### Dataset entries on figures
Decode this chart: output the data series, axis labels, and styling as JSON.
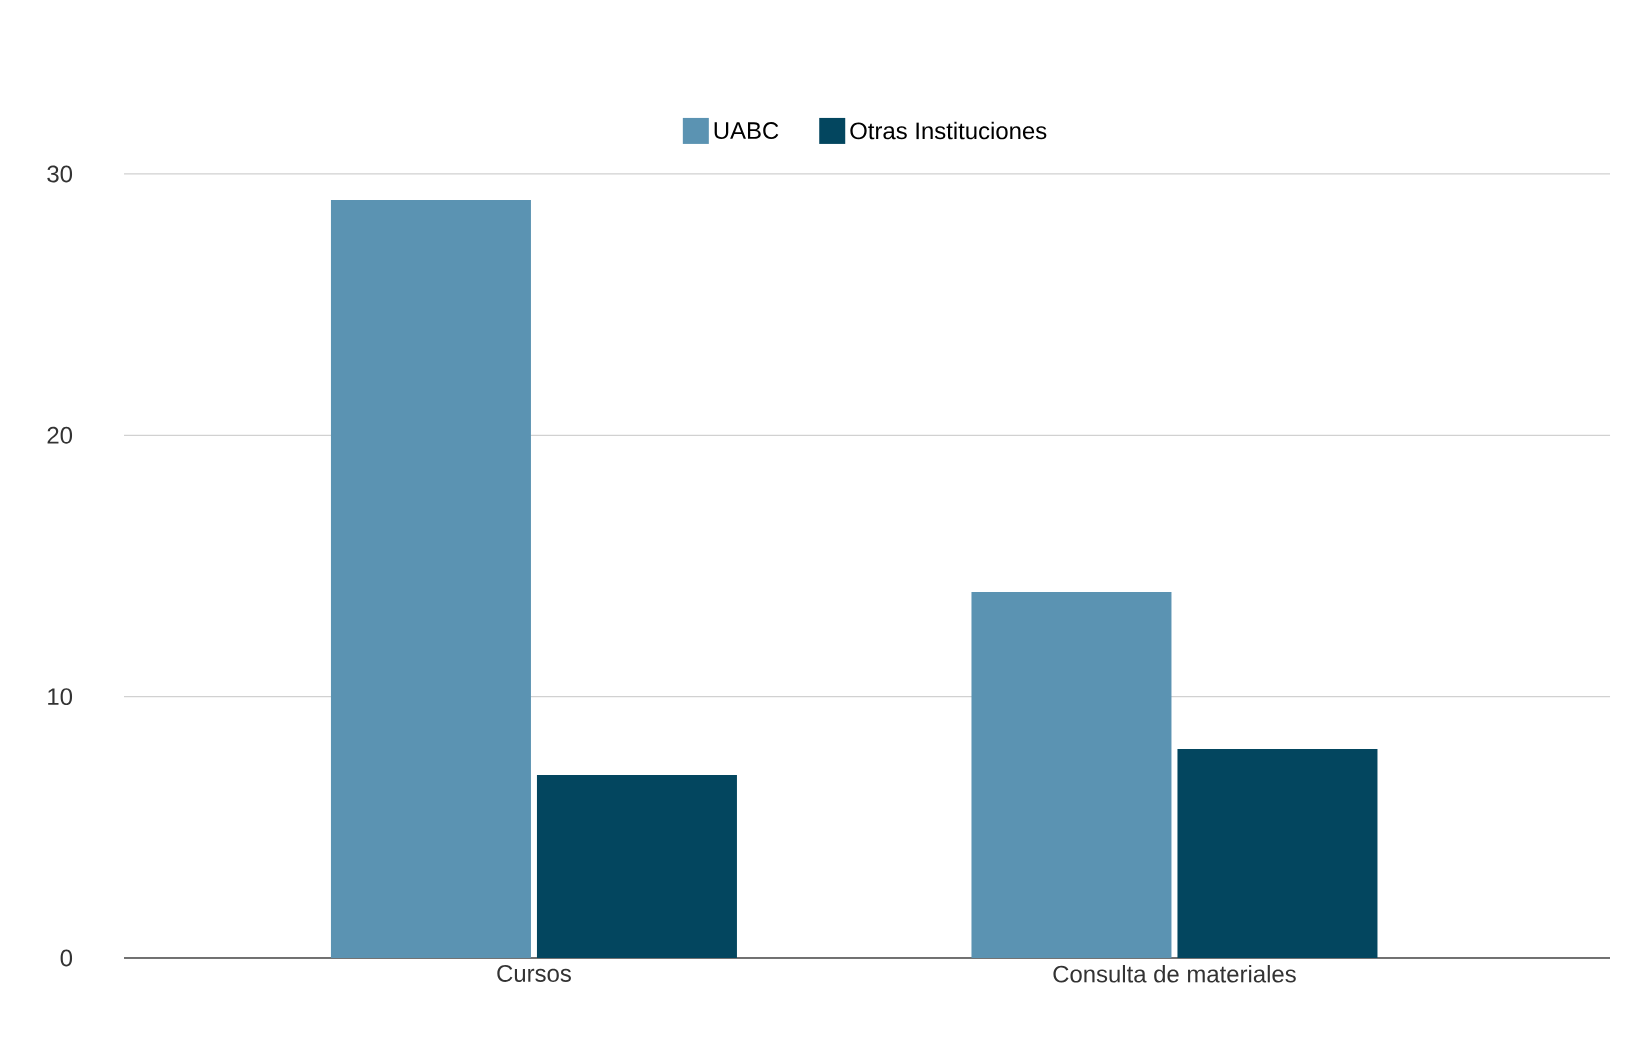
{
  "chart_data": {
    "type": "bar",
    "categories": [
      "Cursos",
      "Consulta de materiales"
    ],
    "series": [
      {
        "name": "UABC",
        "color": "#5b93b2",
        "values": [
          29,
          14
        ]
      },
      {
        "name": "Otras Instituciones",
        "color": "#03465f",
        "values": [
          7,
          8
        ]
      }
    ],
    "ylim": [
      0,
      30
    ],
    "yticks": [
      0,
      10,
      20,
      30
    ],
    "grid": "y",
    "legend": "top"
  }
}
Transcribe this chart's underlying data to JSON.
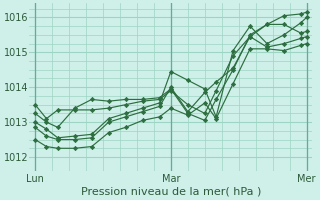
{
  "title": "Pression niveau de la mer( hPa )",
  "bg_color": "#cef0e8",
  "grid_color": "#9dd4c4",
  "line_color": "#2d6e40",
  "xtick_labels": [
    "Lun",
    "Mar",
    "Mer"
  ],
  "xtick_positions": [
    0,
    48,
    96
  ],
  "yticks": [
    1012,
    1013,
    1014,
    1015,
    1016
  ],
  "ylim": [
    1011.6,
    1016.4
  ],
  "xlim": [
    -2,
    98
  ],
  "series": [
    [
      0,
      1013.5,
      4,
      1013.1,
      8,
      1013.35,
      14,
      1013.35,
      20,
      1013.35,
      26,
      1013.4,
      32,
      1013.5,
      38,
      1013.6,
      44,
      1013.65,
      48,
      1013.9,
      54,
      1013.5,
      60,
      1013.25,
      64,
      1013.9,
      70,
      1014.9,
      76,
      1015.45,
      82,
      1015.15,
      88,
      1015.25,
      94,
      1015.4,
      96,
      1015.45
    ],
    [
      0,
      1013.0,
      4,
      1012.8,
      8,
      1012.55,
      14,
      1012.6,
      20,
      1012.65,
      26,
      1013.1,
      32,
      1013.25,
      38,
      1013.4,
      44,
      1013.55,
      48,
      1014.45,
      54,
      1014.2,
      60,
      1013.95,
      64,
      1013.15,
      70,
      1015.05,
      76,
      1015.75,
      82,
      1015.25,
      88,
      1015.5,
      94,
      1015.85,
      96,
      1016.0
    ],
    [
      0,
      1012.85,
      4,
      1012.6,
      8,
      1012.5,
      14,
      1012.5,
      20,
      1012.55,
      26,
      1013.0,
      32,
      1013.15,
      38,
      1013.3,
      44,
      1013.45,
      48,
      1014.0,
      54,
      1013.3,
      60,
      1013.85,
      64,
      1014.15,
      70,
      1014.55,
      76,
      1015.45,
      82,
      1015.8,
      88,
      1015.8,
      94,
      1015.55,
      96,
      1015.6
    ],
    [
      0,
      1013.25,
      4,
      1013.0,
      8,
      1012.85,
      14,
      1013.4,
      20,
      1013.65,
      26,
      1013.6,
      32,
      1013.65,
      38,
      1013.65,
      44,
      1013.7,
      48,
      1013.95,
      54,
      1013.25,
      60,
      1013.05,
      64,
      1013.65,
      70,
      1014.5,
      76,
      1015.5,
      82,
      1015.8,
      88,
      1016.05,
      94,
      1016.1,
      96,
      1016.15
    ],
    [
      0,
      1012.5,
      4,
      1012.3,
      8,
      1012.25,
      14,
      1012.25,
      20,
      1012.3,
      26,
      1012.7,
      32,
      1012.85,
      38,
      1013.05,
      44,
      1013.15,
      48,
      1013.4,
      54,
      1013.2,
      60,
      1013.55,
      64,
      1013.1,
      70,
      1014.1,
      76,
      1015.1,
      82,
      1015.1,
      88,
      1015.05,
      94,
      1015.2,
      96,
      1015.25
    ]
  ]
}
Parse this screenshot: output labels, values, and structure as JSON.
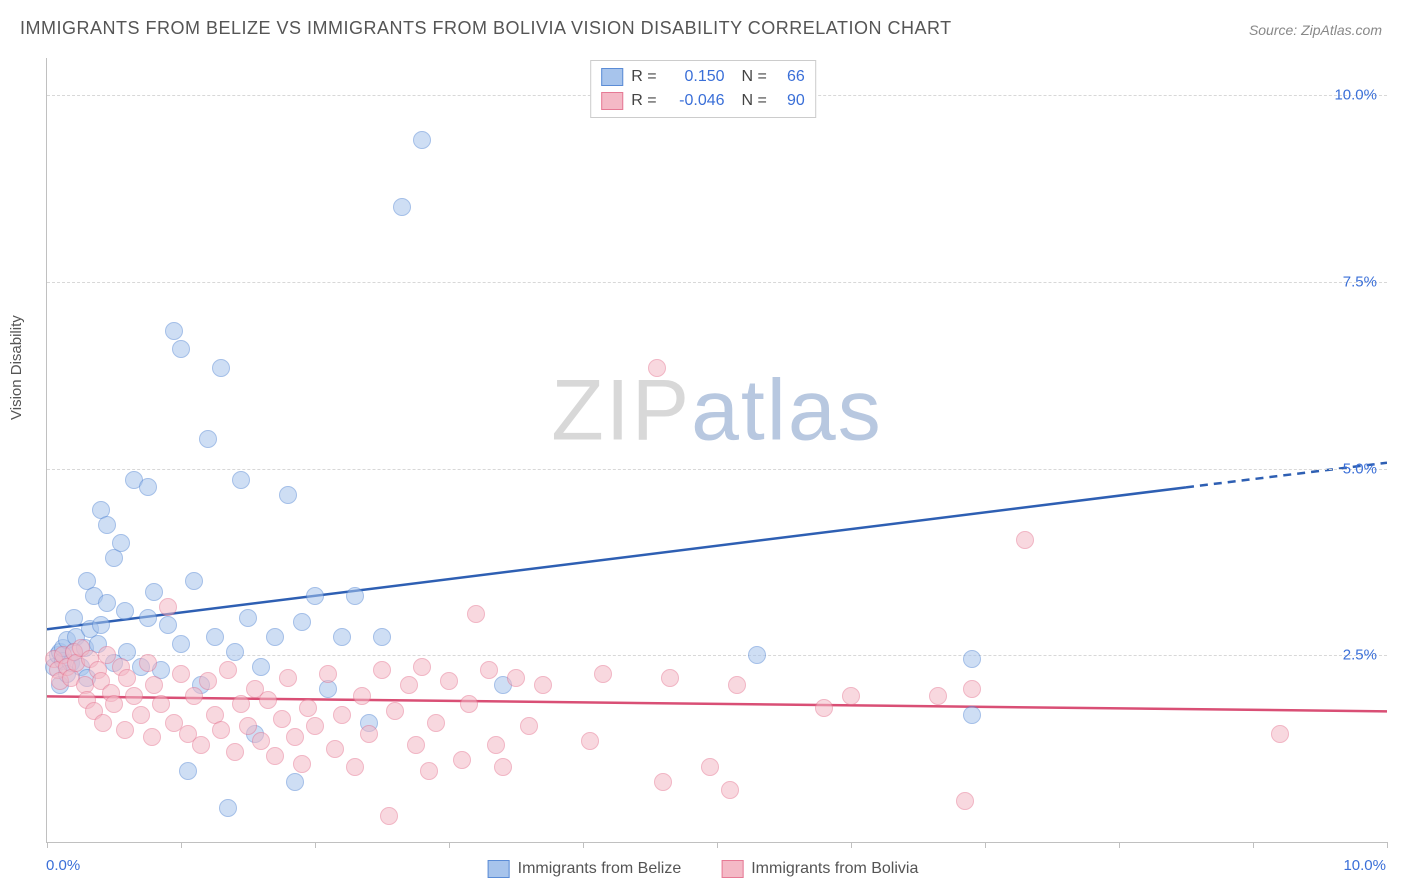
{
  "title": "IMMIGRANTS FROM BELIZE VS IMMIGRANTS FROM BOLIVIA VISION DISABILITY CORRELATION CHART",
  "source": "Source: ZipAtlas.com",
  "ylabel": "Vision Disability",
  "watermark": {
    "part1": "ZIP",
    "part2": "atlas"
  },
  "chart": {
    "type": "scatter",
    "x_range": [
      0.0,
      10.0
    ],
    "y_range": [
      0.0,
      10.5
    ],
    "y_ticks": [
      2.5,
      5.0,
      7.5,
      10.0
    ],
    "y_tick_labels": [
      "2.5%",
      "5.0%",
      "7.5%",
      "10.0%"
    ],
    "x_tick_positions": [
      0,
      1,
      2,
      3,
      4,
      5,
      6,
      7,
      8,
      9,
      10
    ],
    "x_label_min": "0.0%",
    "x_label_max": "10.0%",
    "grid_color": "#d8d8d8",
    "axis_color": "#c0c0c0",
    "background_color": "#ffffff",
    "marker_radius": 8,
    "marker_opacity": 0.55,
    "series": [
      {
        "name": "Immigrants from Belize",
        "fill": "#a7c4ec",
        "stroke": "#5b8cd6",
        "line_color": "#2e5fb3",
        "R": "0.150",
        "N": "66",
        "trend": {
          "x1": 0.0,
          "y1": 2.85,
          "x2_solid": 8.5,
          "y2_solid": 4.75,
          "x2_dash": 10.0,
          "y2_dash": 5.08
        },
        "points": [
          [
            0.05,
            2.35
          ],
          [
            0.08,
            2.5
          ],
          [
            0.1,
            2.1
          ],
          [
            0.1,
            2.55
          ],
          [
            0.12,
            2.42
          ],
          [
            0.12,
            2.6
          ],
          [
            0.15,
            2.7
          ],
          [
            0.15,
            2.25
          ],
          [
            0.18,
            2.4
          ],
          [
            0.2,
            3.0
          ],
          [
            0.2,
            2.55
          ],
          [
            0.22,
            2.75
          ],
          [
            0.25,
            2.35
          ],
          [
            0.28,
            2.6
          ],
          [
            0.3,
            3.5
          ],
          [
            0.3,
            2.2
          ],
          [
            0.32,
            2.85
          ],
          [
            0.35,
            3.3
          ],
          [
            0.38,
            2.65
          ],
          [
            0.4,
            4.45
          ],
          [
            0.4,
            2.9
          ],
          [
            0.45,
            3.2
          ],
          [
            0.45,
            4.25
          ],
          [
            0.5,
            3.8
          ],
          [
            0.5,
            2.4
          ],
          [
            0.55,
            4.0
          ],
          [
            0.58,
            3.1
          ],
          [
            0.6,
            2.55
          ],
          [
            0.65,
            4.85
          ],
          [
            0.7,
            2.35
          ],
          [
            0.75,
            3.0
          ],
          [
            0.75,
            4.75
          ],
          [
            0.8,
            3.35
          ],
          [
            0.85,
            2.3
          ],
          [
            0.9,
            2.9
          ],
          [
            0.95,
            6.85
          ],
          [
            1.0,
            6.6
          ],
          [
            1.0,
            2.65
          ],
          [
            1.05,
            0.95
          ],
          [
            1.1,
            3.5
          ],
          [
            1.15,
            2.1
          ],
          [
            1.2,
            5.4
          ],
          [
            1.25,
            2.75
          ],
          [
            1.3,
            6.35
          ],
          [
            1.35,
            0.45
          ],
          [
            1.4,
            2.55
          ],
          [
            1.45,
            4.85
          ],
          [
            1.5,
            3.0
          ],
          [
            1.55,
            1.45
          ],
          [
            1.6,
            2.35
          ],
          [
            1.7,
            2.75
          ],
          [
            1.8,
            4.65
          ],
          [
            1.85,
            0.8
          ],
          [
            1.9,
            2.95
          ],
          [
            2.0,
            3.3
          ],
          [
            2.1,
            2.05
          ],
          [
            2.2,
            2.75
          ],
          [
            2.3,
            3.3
          ],
          [
            2.4,
            1.6
          ],
          [
            2.5,
            2.75
          ],
          [
            2.65,
            8.5
          ],
          [
            2.8,
            9.4
          ],
          [
            3.4,
            2.1
          ],
          [
            5.3,
            2.5
          ],
          [
            6.9,
            1.7
          ],
          [
            6.9,
            2.45
          ]
        ]
      },
      {
        "name": "Immigrants from Bolivia",
        "fill": "#f4b9c6",
        "stroke": "#e67a95",
        "line_color": "#d94f75",
        "R": "-0.046",
        "N": "90",
        "trend": {
          "x1": 0.0,
          "y1": 1.95,
          "x2_solid": 10.0,
          "y2_solid": 1.75,
          "x2_dash": 10.0,
          "y2_dash": 1.75
        },
        "points": [
          [
            0.05,
            2.45
          ],
          [
            0.08,
            2.3
          ],
          [
            0.1,
            2.15
          ],
          [
            0.12,
            2.5
          ],
          [
            0.15,
            2.35
          ],
          [
            0.18,
            2.2
          ],
          [
            0.2,
            2.55
          ],
          [
            0.22,
            2.4
          ],
          [
            0.25,
            2.6
          ],
          [
            0.28,
            2.1
          ],
          [
            0.3,
            1.9
          ],
          [
            0.32,
            2.45
          ],
          [
            0.35,
            1.75
          ],
          [
            0.38,
            2.3
          ],
          [
            0.4,
            2.15
          ],
          [
            0.42,
            1.6
          ],
          [
            0.45,
            2.5
          ],
          [
            0.48,
            2.0
          ],
          [
            0.5,
            1.85
          ],
          [
            0.55,
            2.35
          ],
          [
            0.58,
            1.5
          ],
          [
            0.6,
            2.2
          ],
          [
            0.65,
            1.95
          ],
          [
            0.7,
            1.7
          ],
          [
            0.75,
            2.4
          ],
          [
            0.78,
            1.4
          ],
          [
            0.8,
            2.1
          ],
          [
            0.85,
            1.85
          ],
          [
            0.9,
            3.15
          ],
          [
            0.95,
            1.6
          ],
          [
            1.0,
            2.25
          ],
          [
            1.05,
            1.45
          ],
          [
            1.1,
            1.95
          ],
          [
            1.15,
            1.3
          ],
          [
            1.2,
            2.15
          ],
          [
            1.25,
            1.7
          ],
          [
            1.3,
            1.5
          ],
          [
            1.35,
            2.3
          ],
          [
            1.4,
            1.2
          ],
          [
            1.45,
            1.85
          ],
          [
            1.5,
            1.55
          ],
          [
            1.55,
            2.05
          ],
          [
            1.6,
            1.35
          ],
          [
            1.65,
            1.9
          ],
          [
            1.7,
            1.15
          ],
          [
            1.75,
            1.65
          ],
          [
            1.8,
            2.2
          ],
          [
            1.85,
            1.4
          ],
          [
            1.9,
            1.05
          ],
          [
            1.95,
            1.8
          ],
          [
            2.0,
            1.55
          ],
          [
            2.1,
            2.25
          ],
          [
            2.15,
            1.25
          ],
          [
            2.2,
            1.7
          ],
          [
            2.3,
            1.0
          ],
          [
            2.35,
            1.95
          ],
          [
            2.4,
            1.45
          ],
          [
            2.5,
            2.3
          ],
          [
            2.55,
            0.35
          ],
          [
            2.6,
            1.75
          ],
          [
            2.7,
            2.1
          ],
          [
            2.75,
            1.3
          ],
          [
            2.8,
            2.35
          ],
          [
            2.85,
            0.95
          ],
          [
            2.9,
            1.6
          ],
          [
            3.0,
            2.15
          ],
          [
            3.1,
            1.1
          ],
          [
            3.15,
            1.85
          ],
          [
            3.2,
            3.05
          ],
          [
            3.3,
            2.3
          ],
          [
            3.35,
            1.3
          ],
          [
            3.4,
            1.0
          ],
          [
            3.5,
            2.2
          ],
          [
            3.6,
            1.55
          ],
          [
            3.7,
            2.1
          ],
          [
            4.05,
            1.35
          ],
          [
            4.15,
            2.25
          ],
          [
            4.55,
            6.35
          ],
          [
            4.6,
            0.8
          ],
          [
            4.65,
            2.2
          ],
          [
            4.95,
            1.0
          ],
          [
            5.1,
            0.7
          ],
          [
            5.15,
            2.1
          ],
          [
            5.8,
            1.8
          ],
          [
            6.0,
            1.95
          ],
          [
            6.65,
            1.95
          ],
          [
            6.85,
            0.55
          ],
          [
            6.9,
            2.05
          ],
          [
            7.3,
            4.05
          ],
          [
            9.2,
            1.45
          ]
        ]
      }
    ]
  },
  "legend_bottom": [
    {
      "label": "Immigrants from Belize",
      "fill": "#a7c4ec",
      "stroke": "#5b8cd6"
    },
    {
      "label": "Immigrants from Bolivia",
      "fill": "#f4b9c6",
      "stroke": "#e67a95"
    }
  ]
}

### WHAT IS BEING ASKED
Gather each line in these records that contains the string "title".

### TASK RESPONSE
  "title": "Pression niveau de la mer( hPa )",
  "title": "IMMIGRANTS FROM BELIZE VS IMMIGRANTS FROM BOLIVIA VISION DISABILITY CORRELATION CHART",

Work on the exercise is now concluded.